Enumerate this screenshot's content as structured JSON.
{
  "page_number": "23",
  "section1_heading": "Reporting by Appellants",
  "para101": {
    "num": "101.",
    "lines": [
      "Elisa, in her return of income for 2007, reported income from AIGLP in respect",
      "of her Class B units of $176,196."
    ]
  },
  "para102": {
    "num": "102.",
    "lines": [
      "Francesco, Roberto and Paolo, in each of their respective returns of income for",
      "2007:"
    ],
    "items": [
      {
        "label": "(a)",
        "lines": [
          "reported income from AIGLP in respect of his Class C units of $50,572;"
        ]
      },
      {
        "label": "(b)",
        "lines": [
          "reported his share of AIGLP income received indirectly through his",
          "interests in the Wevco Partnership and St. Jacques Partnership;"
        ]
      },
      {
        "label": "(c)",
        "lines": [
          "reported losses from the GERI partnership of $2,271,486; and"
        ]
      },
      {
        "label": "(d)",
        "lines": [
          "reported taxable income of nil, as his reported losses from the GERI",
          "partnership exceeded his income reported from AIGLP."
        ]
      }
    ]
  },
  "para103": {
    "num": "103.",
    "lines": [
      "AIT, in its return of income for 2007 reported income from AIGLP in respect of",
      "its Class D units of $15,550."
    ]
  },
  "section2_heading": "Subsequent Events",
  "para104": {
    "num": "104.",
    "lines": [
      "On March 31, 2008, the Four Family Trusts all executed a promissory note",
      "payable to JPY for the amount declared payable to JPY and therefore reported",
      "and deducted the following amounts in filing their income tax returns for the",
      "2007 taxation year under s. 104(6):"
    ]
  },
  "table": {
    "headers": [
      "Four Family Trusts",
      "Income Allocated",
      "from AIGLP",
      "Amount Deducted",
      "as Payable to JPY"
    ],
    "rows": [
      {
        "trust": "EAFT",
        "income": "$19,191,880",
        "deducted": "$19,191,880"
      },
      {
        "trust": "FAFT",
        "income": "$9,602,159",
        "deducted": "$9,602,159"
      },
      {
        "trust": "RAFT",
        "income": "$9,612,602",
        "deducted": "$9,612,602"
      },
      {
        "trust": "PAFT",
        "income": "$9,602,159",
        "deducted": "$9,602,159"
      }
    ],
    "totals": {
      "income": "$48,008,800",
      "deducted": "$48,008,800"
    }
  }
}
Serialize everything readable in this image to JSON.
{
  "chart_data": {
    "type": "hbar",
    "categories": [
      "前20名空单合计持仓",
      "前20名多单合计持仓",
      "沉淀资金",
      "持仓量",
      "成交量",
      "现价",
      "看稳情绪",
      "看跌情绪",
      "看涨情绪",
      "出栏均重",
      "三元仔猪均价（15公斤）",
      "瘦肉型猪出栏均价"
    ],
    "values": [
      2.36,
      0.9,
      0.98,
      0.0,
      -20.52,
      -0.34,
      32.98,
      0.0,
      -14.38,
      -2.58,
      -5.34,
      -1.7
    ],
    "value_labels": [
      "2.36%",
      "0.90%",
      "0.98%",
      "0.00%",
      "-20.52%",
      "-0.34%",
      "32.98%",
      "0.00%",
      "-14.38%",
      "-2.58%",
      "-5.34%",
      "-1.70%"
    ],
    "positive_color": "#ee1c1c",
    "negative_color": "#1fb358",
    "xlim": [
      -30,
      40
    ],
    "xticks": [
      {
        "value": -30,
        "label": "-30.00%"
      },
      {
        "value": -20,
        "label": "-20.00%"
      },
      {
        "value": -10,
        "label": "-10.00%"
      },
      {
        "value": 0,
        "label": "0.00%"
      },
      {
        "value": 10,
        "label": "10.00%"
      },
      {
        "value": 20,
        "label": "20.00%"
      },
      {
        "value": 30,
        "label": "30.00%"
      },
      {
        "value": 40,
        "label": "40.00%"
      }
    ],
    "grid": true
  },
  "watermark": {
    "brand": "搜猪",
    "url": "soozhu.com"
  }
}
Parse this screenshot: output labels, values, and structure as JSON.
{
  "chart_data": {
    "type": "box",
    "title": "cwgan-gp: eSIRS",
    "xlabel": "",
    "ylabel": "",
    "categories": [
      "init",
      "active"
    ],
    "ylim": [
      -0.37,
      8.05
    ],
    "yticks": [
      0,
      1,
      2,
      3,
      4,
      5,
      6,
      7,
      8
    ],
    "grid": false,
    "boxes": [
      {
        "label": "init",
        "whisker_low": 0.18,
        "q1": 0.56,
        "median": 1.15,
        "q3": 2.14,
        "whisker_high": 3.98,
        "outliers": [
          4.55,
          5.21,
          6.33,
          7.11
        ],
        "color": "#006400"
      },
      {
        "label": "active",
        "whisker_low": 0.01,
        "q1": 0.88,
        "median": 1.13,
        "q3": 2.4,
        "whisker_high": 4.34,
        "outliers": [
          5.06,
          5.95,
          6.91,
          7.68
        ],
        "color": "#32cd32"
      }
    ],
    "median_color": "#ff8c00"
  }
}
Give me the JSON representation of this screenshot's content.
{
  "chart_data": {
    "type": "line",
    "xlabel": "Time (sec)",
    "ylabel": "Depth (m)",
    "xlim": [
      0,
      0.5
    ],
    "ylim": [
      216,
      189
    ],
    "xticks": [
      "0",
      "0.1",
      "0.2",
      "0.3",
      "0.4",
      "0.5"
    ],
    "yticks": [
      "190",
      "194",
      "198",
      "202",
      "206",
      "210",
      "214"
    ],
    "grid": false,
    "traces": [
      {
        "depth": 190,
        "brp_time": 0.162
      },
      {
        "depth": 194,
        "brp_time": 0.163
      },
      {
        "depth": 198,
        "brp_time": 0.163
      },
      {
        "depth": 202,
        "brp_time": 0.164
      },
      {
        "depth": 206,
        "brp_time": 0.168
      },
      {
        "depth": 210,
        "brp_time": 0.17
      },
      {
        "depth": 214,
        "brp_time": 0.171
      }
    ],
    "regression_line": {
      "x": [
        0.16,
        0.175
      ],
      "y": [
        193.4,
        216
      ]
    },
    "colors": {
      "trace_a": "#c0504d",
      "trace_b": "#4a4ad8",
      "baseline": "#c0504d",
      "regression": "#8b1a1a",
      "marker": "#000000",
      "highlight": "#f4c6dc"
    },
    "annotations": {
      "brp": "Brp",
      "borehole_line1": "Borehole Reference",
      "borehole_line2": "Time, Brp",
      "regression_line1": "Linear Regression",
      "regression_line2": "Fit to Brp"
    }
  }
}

───

WHAT TO PRODUCE
In the records above, find the lines containing "JSON" and copy them.

OUTPUT OF THE TASK
Enumerate this screenshot's content as structured JSON.
Serialize everything readable in this image to JSON.
Parse this screenshot: output labels, values, and structure as JSON.
Give me the JSON representation of this screenshot's content.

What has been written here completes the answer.